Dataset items
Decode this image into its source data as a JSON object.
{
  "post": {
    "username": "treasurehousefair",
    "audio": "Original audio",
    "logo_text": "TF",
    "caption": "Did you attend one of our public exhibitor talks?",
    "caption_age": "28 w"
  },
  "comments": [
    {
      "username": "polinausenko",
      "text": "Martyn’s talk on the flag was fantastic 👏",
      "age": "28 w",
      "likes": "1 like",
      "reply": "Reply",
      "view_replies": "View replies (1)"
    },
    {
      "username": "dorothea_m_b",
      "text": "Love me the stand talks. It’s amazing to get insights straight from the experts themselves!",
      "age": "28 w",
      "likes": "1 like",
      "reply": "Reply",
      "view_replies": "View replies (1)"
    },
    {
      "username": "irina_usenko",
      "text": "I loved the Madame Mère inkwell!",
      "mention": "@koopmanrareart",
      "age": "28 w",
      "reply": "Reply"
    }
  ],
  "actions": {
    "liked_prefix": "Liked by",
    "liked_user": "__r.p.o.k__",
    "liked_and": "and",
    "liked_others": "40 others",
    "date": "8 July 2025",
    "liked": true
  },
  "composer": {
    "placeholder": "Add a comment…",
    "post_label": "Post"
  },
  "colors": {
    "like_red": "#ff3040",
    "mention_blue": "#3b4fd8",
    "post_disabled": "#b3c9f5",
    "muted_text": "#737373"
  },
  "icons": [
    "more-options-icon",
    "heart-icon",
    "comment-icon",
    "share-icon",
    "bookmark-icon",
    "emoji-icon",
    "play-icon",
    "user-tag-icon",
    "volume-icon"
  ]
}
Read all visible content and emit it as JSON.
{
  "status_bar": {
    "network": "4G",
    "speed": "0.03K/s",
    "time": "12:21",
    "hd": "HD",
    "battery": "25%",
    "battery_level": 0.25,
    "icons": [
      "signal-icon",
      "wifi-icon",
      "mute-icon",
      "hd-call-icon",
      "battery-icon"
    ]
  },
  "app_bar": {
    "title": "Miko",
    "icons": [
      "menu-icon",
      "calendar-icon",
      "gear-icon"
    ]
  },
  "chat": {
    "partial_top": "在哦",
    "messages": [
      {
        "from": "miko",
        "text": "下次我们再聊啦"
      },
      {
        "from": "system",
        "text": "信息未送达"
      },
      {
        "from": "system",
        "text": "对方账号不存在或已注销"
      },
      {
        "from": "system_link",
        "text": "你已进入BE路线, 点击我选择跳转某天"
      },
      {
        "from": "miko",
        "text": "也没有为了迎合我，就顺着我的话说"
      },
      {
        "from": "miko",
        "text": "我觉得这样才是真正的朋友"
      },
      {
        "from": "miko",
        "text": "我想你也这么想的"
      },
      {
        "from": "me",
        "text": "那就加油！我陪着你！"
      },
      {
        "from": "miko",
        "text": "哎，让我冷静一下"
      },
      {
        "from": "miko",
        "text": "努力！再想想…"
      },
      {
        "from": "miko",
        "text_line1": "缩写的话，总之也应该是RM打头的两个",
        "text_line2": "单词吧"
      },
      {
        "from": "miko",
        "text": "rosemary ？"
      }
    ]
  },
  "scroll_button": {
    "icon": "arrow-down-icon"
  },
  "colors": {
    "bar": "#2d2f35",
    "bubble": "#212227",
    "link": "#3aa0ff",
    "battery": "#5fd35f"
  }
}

- GIVEN TASK: Using the exact wording, write out all of the records.

- RESPONSE TO THIS TASK:
Decode this image into its source data as a JSON object.
{
  "post": {
    "username": "treasurehousefair",
    "audio": "Original audio",
    "logo_text": "TF",
    "caption": "Did you attend one of our public exhibitor talks?",
    "caption_age": "28 w"
  },
  "comments": [
    {
      "username": "polinausenko",
      "text": "Martyn’s talk on the flag was fantastic 👏",
      "age": "28 w",
      "likes": "1 like",
      "reply": "Reply",
      "view_replies": "View replies (1)"
    },
    {
      "username": "dorothea_m_b",
      "text": "Love me the stand talks. It’s amazing to get insights straight from the experts themselves!",
      "age": "28 w",
      "likes": "1 like",
      "reply": "Reply",
      "view_replies": "View replies (1)"
    },
    {
      "username": "irina_usenko",
      "text": "I loved the Madame Mère inkwell!",
      "mention": "@koopmanrareart",
      "age": "28 w",
      "reply": "Reply"
    }
  ],
  "actions": {
    "liked_prefix": "Liked by",
    "liked_user": "__r.p.o.k__",
    "liked_and": "and",
    "liked_others": "40 others",
    "date": "8 July 2025",
    "liked": true
  },
  "composer": {
    "placeholder": "Add a comment…",
    "post_label": "Post"
  },
  "colors": {
    "like_red": "#ff3040",
    "mention_blue": "#3b4fd8",
    "post_disabled": "#b3c9f5",
    "muted_text": "#737373"
  },
  "icons": [
    "more-options-icon",
    "heart-icon",
    "comment-icon",
    "share-icon",
    "bookmark-icon",
    "emoji-icon",
    "play-icon",
    "user-tag-icon",
    "volume-icon"
  ]
}
Read all visible content and emit it as JSON.
{
  "status_bar": {
    "network": "4G",
    "speed": "0.03K/s",
    "time": "12:21",
    "hd": "HD",
    "battery": "25%",
    "battery_level": 0.25,
    "icons": [
      "signal-icon",
      "wifi-icon",
      "mute-icon",
      "hd-call-icon",
      "battery-icon"
    ]
  },
  "app_bar": {
    "title": "Miko",
    "icons": [
      "menu-icon",
      "calendar-icon",
      "gear-icon"
    ]
  },
  "chat": {
    "partial_top": "在哦",
    "messages": [
      {
        "from": "miko",
        "text": "下次我们再聊啦"
      },
      {
        "from": "system",
        "text": "信息未送达"
      },
      {
        "from": "system",
        "text": "对方账号不存在或已注销"
      },
      {
        "from": "system_link",
        "text": "你已进入BE路线, 点击我选择跳转某天"
      },
      {
        "from": "miko",
        "text": "也没有为了迎合我，就顺着我的话说"
      },
      {
        "from": "miko",
        "text": "我觉得这样才是真正的朋友"
      },
      {
        "from": "miko",
        "text": "我想你也这么想的"
      },
      {
        "from": "me",
        "text": "那就加油！我陪着你！"
      },
      {
        "from": "miko",
        "text": "哎，让我冷静一下"
      },
      {
        "from": "miko",
        "text": "努力！再想想…"
      },
      {
        "from": "miko",
        "text_line1": "缩写的话，总之也应该是RM打头的两个",
        "text_line2": "单词吧"
      },
      {
        "from": "miko",
        "text": "rosemary ？"
      }
    ]
  },
  "scroll_button": {
    "icon": "arrow-down-icon"
  },
  "colors": {
    "bar": "#2d2f35",
    "bubble": "#212227",
    "link": "#3aa0ff",
    "battery": "#5fd35f"
  }
}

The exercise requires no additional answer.